:: Aim of the exercise ::
Tally the lines that include "screenshot". Output the number only.

:: Supplied data ::
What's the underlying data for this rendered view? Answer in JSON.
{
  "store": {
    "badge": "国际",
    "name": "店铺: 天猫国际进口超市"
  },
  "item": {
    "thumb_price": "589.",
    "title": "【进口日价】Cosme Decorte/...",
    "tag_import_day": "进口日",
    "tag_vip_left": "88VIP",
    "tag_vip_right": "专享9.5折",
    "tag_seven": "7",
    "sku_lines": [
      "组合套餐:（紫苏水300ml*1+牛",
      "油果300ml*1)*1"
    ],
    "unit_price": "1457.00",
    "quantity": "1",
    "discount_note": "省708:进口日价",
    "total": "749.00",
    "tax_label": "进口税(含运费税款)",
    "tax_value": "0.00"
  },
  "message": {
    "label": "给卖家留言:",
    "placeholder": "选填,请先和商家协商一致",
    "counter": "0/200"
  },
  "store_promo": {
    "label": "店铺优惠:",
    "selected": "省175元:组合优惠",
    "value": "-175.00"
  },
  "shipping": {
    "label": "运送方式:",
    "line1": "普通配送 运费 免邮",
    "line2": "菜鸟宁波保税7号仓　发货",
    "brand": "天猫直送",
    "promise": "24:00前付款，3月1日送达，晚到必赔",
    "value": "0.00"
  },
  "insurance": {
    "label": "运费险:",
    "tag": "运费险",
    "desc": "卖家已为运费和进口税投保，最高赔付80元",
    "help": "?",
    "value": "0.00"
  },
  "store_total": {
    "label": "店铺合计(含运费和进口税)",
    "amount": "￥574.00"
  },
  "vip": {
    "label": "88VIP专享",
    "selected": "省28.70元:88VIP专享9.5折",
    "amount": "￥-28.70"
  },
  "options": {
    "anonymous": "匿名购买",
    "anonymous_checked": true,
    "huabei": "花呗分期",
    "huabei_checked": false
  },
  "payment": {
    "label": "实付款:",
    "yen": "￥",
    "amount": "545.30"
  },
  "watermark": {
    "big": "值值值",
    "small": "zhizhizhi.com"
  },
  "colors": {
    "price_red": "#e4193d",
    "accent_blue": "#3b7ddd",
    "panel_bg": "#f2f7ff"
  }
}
==
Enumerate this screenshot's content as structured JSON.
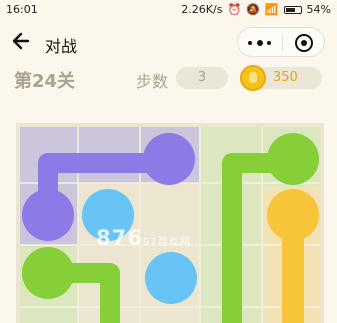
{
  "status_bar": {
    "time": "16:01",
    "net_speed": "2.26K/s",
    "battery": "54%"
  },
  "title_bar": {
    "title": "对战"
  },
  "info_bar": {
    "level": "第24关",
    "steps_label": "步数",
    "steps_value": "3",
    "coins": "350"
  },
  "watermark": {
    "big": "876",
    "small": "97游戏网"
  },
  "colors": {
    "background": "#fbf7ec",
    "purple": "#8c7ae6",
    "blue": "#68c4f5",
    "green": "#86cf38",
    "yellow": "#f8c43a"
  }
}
==
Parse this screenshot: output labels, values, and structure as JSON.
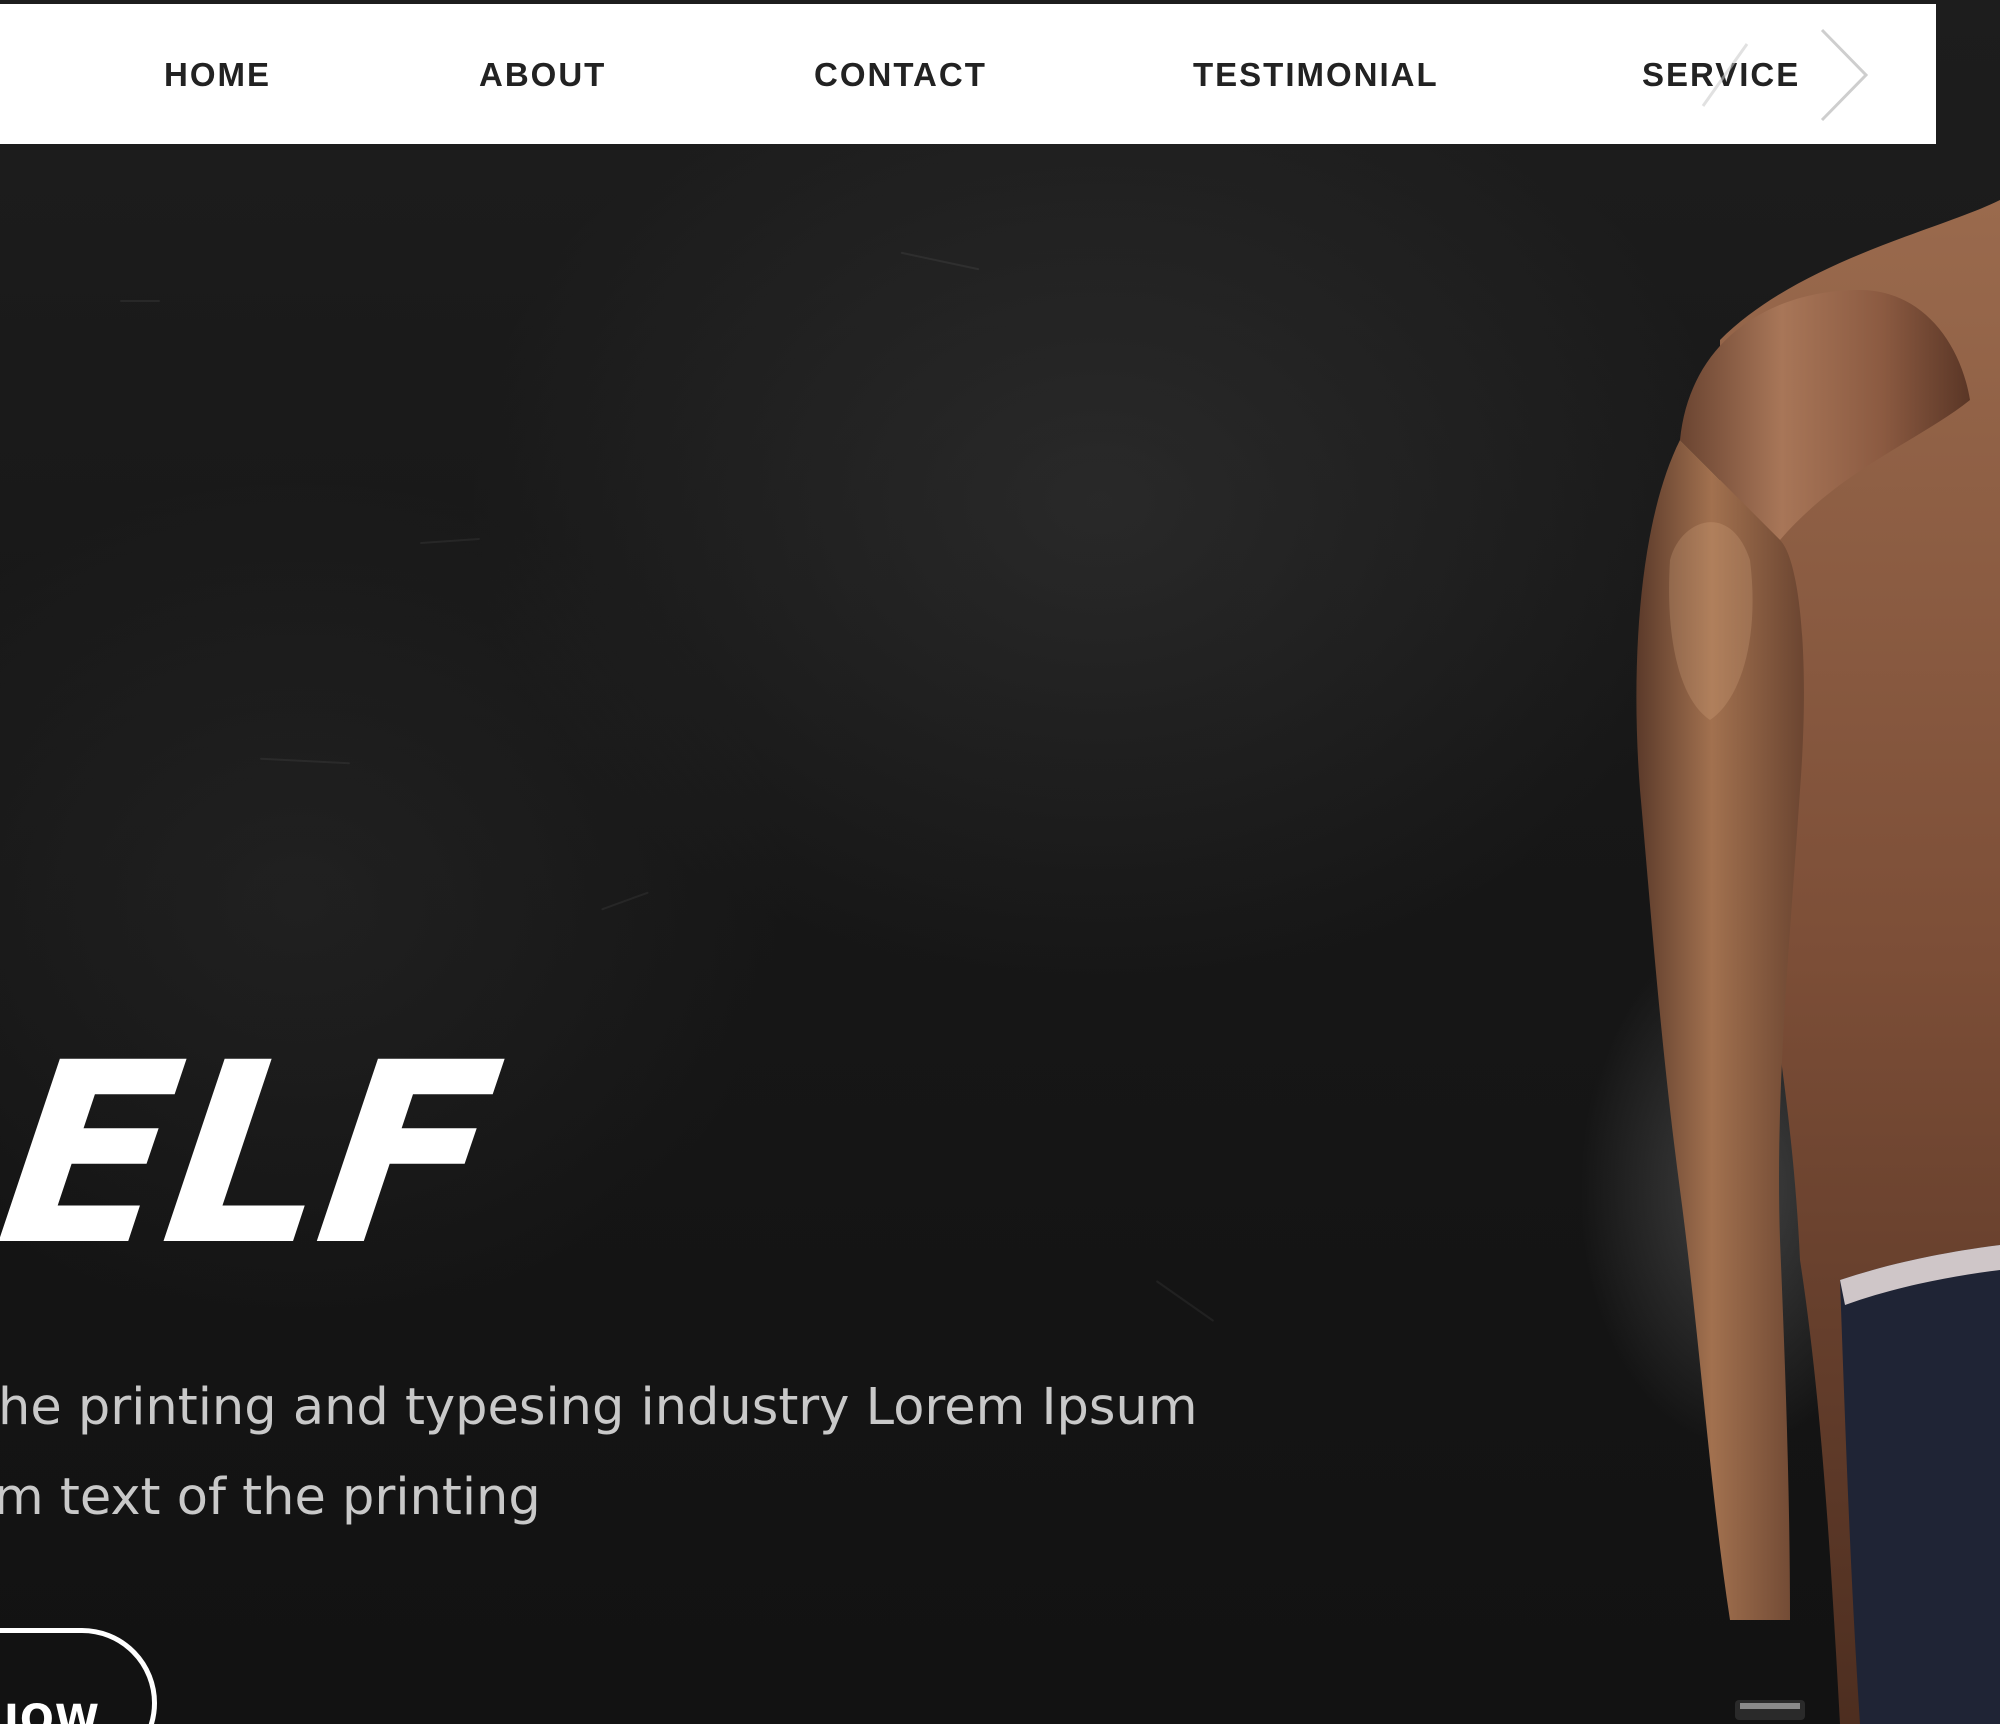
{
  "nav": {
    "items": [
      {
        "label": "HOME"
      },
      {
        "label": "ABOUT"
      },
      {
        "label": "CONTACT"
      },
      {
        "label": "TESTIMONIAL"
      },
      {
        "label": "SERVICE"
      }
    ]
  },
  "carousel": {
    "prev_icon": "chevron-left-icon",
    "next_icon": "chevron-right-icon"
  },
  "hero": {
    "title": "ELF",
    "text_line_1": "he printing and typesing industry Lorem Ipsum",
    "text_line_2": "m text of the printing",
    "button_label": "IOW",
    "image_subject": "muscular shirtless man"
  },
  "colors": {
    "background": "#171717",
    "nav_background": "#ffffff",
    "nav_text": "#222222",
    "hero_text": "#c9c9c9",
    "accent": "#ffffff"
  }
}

:: Complete output ::
2